-- Part of a data file --

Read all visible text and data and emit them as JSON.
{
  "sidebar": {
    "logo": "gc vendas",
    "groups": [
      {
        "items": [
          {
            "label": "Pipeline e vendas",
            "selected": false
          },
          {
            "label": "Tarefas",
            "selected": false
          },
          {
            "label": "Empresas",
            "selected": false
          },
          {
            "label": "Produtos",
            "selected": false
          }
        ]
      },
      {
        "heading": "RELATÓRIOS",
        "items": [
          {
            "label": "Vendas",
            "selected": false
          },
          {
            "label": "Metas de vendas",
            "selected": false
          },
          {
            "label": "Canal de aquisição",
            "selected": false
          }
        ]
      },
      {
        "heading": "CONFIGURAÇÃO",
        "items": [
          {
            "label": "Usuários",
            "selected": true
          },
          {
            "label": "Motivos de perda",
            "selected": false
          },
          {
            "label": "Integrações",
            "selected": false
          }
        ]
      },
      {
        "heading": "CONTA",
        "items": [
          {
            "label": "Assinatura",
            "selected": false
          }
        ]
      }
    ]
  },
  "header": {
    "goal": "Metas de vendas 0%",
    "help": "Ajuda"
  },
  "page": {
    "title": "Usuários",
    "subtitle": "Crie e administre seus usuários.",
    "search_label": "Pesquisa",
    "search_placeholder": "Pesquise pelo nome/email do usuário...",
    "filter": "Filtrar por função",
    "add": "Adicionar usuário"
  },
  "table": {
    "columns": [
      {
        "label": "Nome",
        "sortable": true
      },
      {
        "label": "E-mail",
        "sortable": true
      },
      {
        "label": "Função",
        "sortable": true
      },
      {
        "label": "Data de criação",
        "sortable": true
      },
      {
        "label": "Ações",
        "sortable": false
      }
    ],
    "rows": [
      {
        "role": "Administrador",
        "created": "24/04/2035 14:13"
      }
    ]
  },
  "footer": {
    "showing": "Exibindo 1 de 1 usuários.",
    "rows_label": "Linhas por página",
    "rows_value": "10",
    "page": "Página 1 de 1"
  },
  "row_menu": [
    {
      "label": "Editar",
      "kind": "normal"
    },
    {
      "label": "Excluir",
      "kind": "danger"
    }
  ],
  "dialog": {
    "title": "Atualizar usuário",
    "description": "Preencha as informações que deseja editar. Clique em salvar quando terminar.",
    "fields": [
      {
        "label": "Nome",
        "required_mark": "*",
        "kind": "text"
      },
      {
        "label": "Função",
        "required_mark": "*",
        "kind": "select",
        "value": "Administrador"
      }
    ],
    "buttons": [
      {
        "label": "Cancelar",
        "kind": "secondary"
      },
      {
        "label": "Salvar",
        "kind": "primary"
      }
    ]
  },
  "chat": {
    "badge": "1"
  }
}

-- Task to carry out --
Each line above is to be repeated exactly.

-- Finished task --
Read all visible text and data and emit them as JSON.
{
  "sidebar": {
    "logo": "gc vendas",
    "groups": [
      {
        "items": [
          {
            "label": "Pipeline e vendas",
            "selected": false
          },
          {
            "label": "Tarefas",
            "selected": false
          },
          {
            "label": "Empresas",
            "selected": false
          },
          {
            "label": "Produtos",
            "selected": false
          }
        ]
      },
      {
        "heading": "RELATÓRIOS",
        "items": [
          {
            "label": "Vendas",
            "selected": false
          },
          {
            "label": "Metas de vendas",
            "selected": false
          },
          {
            "label": "Canal de aquisição",
            "selected": false
          }
        ]
      },
      {
        "heading": "CONFIGURAÇÃO",
        "items": [
          {
            "label": "Usuários",
            "selected": true
          },
          {
            "label": "Motivos de perda",
            "selected": false
          },
          {
            "label": "Integrações",
            "selected": false
          }
        ]
      },
      {
        "heading": "CONTA",
        "items": [
          {
            "label": "Assinatura",
            "selected": false
          }
        ]
      }
    ]
  },
  "header": {
    "goal": "Metas de vendas 0%",
    "help": "Ajuda"
  },
  "page": {
    "title": "Usuários",
    "subtitle": "Crie e administre seus usuários.",
    "search_label": "Pesquisa",
    "search_placeholder": "Pesquise pelo nome/email do usuário...",
    "filter": "Filtrar por função",
    "add": "Adicionar usuário"
  },
  "table": {
    "columns": [
      {
        "label": "Nome",
        "sortable": true
      },
      {
        "label": "E-mail",
        "sortable": true
      },
      {
        "label": "Função",
        "sortable": true
      },
      {
        "label": "Data de criação",
        "sortable": true
      },
      {
        "label": "Ações",
        "sortable": false
      }
    ],
    "rows": [
      {
        "role": "Administrador",
        "created": "24/04/2035 14:13"
      }
    ]
  },
  "footer": {
    "showing": "Exibindo 1 de 1 usuários.",
    "rows_label": "Linhas por página",
    "rows_value": "10",
    "page": "Página 1 de 1"
  },
  "row_menu": [
    {
      "label": "Editar",
      "kind": "normal"
    },
    {
      "label": "Excluir",
      "kind": "danger"
    }
  ],
  "dialog": {
    "title": "Atualizar usuário",
    "description": "Preencha as informações que deseja editar. Clique em salvar quando terminar.",
    "fields": [
      {
        "label": "Nome",
        "required_mark": "*",
        "kind": "text"
      },
      {
        "label": "Função",
        "required_mark": "*",
        "kind": "select",
        "value": "Administrador"
      }
    ],
    "buttons": [
      {
        "label": "Cancelar",
        "kind": "secondary"
      },
      {
        "label": "Salvar",
        "kind": "primary"
      }
    ]
  },
  "chat": {
    "badge": "1"
  }
}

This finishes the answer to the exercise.